** start Data to process **

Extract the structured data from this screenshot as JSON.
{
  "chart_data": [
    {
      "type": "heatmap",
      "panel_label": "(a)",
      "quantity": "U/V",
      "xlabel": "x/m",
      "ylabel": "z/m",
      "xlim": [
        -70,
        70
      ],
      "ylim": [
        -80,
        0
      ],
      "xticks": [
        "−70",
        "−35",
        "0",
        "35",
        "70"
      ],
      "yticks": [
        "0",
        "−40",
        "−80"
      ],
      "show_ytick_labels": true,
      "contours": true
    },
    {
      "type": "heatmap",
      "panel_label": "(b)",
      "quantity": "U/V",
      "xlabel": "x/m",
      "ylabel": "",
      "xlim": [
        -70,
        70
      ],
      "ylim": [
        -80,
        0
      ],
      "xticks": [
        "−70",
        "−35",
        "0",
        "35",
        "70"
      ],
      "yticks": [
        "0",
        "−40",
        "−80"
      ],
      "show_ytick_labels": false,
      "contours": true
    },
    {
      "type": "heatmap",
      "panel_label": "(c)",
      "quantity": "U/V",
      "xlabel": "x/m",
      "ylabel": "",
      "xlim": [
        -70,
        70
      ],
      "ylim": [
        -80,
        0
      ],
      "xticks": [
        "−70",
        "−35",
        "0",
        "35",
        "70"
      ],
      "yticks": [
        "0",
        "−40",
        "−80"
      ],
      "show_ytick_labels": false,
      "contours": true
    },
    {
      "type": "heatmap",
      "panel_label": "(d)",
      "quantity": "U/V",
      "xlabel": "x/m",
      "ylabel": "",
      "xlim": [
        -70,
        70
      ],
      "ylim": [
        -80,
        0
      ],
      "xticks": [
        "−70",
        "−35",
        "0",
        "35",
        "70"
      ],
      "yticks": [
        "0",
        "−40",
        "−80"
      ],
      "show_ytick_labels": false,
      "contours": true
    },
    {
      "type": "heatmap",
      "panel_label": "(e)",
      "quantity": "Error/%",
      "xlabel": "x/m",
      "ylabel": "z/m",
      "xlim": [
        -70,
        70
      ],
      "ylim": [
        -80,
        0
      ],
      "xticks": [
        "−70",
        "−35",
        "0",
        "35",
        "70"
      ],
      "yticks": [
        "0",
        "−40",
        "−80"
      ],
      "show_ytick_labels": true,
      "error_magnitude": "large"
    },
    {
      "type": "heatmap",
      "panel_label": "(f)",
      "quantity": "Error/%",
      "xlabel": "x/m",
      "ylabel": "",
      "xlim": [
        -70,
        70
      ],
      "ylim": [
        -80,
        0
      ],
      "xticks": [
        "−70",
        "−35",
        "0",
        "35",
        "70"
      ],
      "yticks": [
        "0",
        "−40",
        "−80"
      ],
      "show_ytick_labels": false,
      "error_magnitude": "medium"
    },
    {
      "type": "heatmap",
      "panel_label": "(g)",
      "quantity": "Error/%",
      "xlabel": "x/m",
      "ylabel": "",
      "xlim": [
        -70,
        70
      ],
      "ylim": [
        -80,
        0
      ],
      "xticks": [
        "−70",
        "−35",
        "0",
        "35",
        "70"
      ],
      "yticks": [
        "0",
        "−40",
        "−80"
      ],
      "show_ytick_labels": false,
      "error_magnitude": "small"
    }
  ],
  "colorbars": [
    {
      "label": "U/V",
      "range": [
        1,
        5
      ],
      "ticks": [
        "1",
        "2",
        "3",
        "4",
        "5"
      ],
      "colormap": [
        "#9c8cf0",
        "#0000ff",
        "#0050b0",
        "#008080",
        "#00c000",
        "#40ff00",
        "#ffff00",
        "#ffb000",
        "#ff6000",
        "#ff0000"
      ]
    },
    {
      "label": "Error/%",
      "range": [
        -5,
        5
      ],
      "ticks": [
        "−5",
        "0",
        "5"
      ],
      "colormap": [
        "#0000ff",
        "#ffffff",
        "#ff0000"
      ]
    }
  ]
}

** end Data to process **

● To do
Extract every record and return it verbatim.

● The output
Extract the structured data from this screenshot as JSON.
{
  "chart_data": [
    {
      "type": "heatmap",
      "panel_label": "(a)",
      "quantity": "U/V",
      "xlabel": "x/m",
      "ylabel": "z/m",
      "xlim": [
        -70,
        70
      ],
      "ylim": [
        -80,
        0
      ],
      "xticks": [
        "−70",
        "−35",
        "0",
        "35",
        "70"
      ],
      "yticks": [
        "0",
        "−40",
        "−80"
      ],
      "show_ytick_labels": true,
      "contours": true
    },
    {
      "type": "heatmap",
      "panel_label": "(b)",
      "quantity": "U/V",
      "xlabel": "x/m",
      "ylabel": "",
      "xlim": [
        -70,
        70
      ],
      "ylim": [
        -80,
        0
      ],
      "xticks": [
        "−70",
        "−35",
        "0",
        "35",
        "70"
      ],
      "yticks": [
        "0",
        "−40",
        "−80"
      ],
      "show_ytick_labels": false,
      "contours": true
    },
    {
      "type": "heatmap",
      "panel_label": "(c)",
      "quantity": "U/V",
      "xlabel": "x/m",
      "ylabel": "",
      "xlim": [
        -70,
        70
      ],
      "ylim": [
        -80,
        0
      ],
      "xticks": [
        "−70",
        "−35",
        "0",
        "35",
        "70"
      ],
      "yticks": [
        "0",
        "−40",
        "−80"
      ],
      "show_ytick_labels": false,
      "contours": true
    },
    {
      "type": "heatmap",
      "panel_label": "(d)",
      "quantity": "U/V",
      "xlabel": "x/m",
      "ylabel": "",
      "xlim": [
        -70,
        70
      ],
      "ylim": [
        -80,
        0
      ],
      "xticks": [
        "−70",
        "−35",
        "0",
        "35",
        "70"
      ],
      "yticks": [
        "0",
        "−40",
        "−80"
      ],
      "show_ytick_labels": false,
      "contours": true
    },
    {
      "type": "heatmap",
      "panel_label": "(e)",
      "quantity": "Error/%",
      "xlabel": "x/m",
      "ylabel": "z/m",
      "xlim": [
        -70,
        70
      ],
      "ylim": [
        -80,
        0
      ],
      "xticks": [
        "−70",
        "−35",
        "0",
        "35",
        "70"
      ],
      "yticks": [
        "0",
        "−40",
        "−80"
      ],
      "show_ytick_labels": true,
      "error_magnitude": "large"
    },
    {
      "type": "heatmap",
      "panel_label": "(f)",
      "quantity": "Error/%",
      "xlabel": "x/m",
      "ylabel": "",
      "xlim": [
        -70,
        70
      ],
      "ylim": [
        -80,
        0
      ],
      "xticks": [
        "−70",
        "−35",
        "0",
        "35",
        "70"
      ],
      "yticks": [
        "0",
        "−40",
        "−80"
      ],
      "show_ytick_labels": false,
      "error_magnitude": "medium"
    },
    {
      "type": "heatmap",
      "panel_label": "(g)",
      "quantity": "Error/%",
      "xlabel": "x/m",
      "ylabel": "",
      "xlim": [
        -70,
        70
      ],
      "ylim": [
        -80,
        0
      ],
      "xticks": [
        "−70",
        "−35",
        "0",
        "35",
        "70"
      ],
      "yticks": [
        "0",
        "−40",
        "−80"
      ],
      "show_ytick_labels": false,
      "error_magnitude": "small"
    }
  ],
  "colorbars": [
    {
      "label": "U/V",
      "range": [
        1,
        5
      ],
      "ticks": [
        "1",
        "2",
        "3",
        "4",
        "5"
      ],
      "colormap": [
        "#9c8cf0",
        "#0000ff",
        "#0050b0",
        "#008080",
        "#00c000",
        "#40ff00",
        "#ffff00",
        "#ffb000",
        "#ff6000",
        "#ff0000"
      ]
    },
    {
      "label": "Error/%",
      "range": [
        -5,
        5
      ],
      "ticks": [
        "−5",
        "0",
        "5"
      ],
      "colormap": [
        "#0000ff",
        "#ffffff",
        "#ff0000"
      ]
    }
  ]
}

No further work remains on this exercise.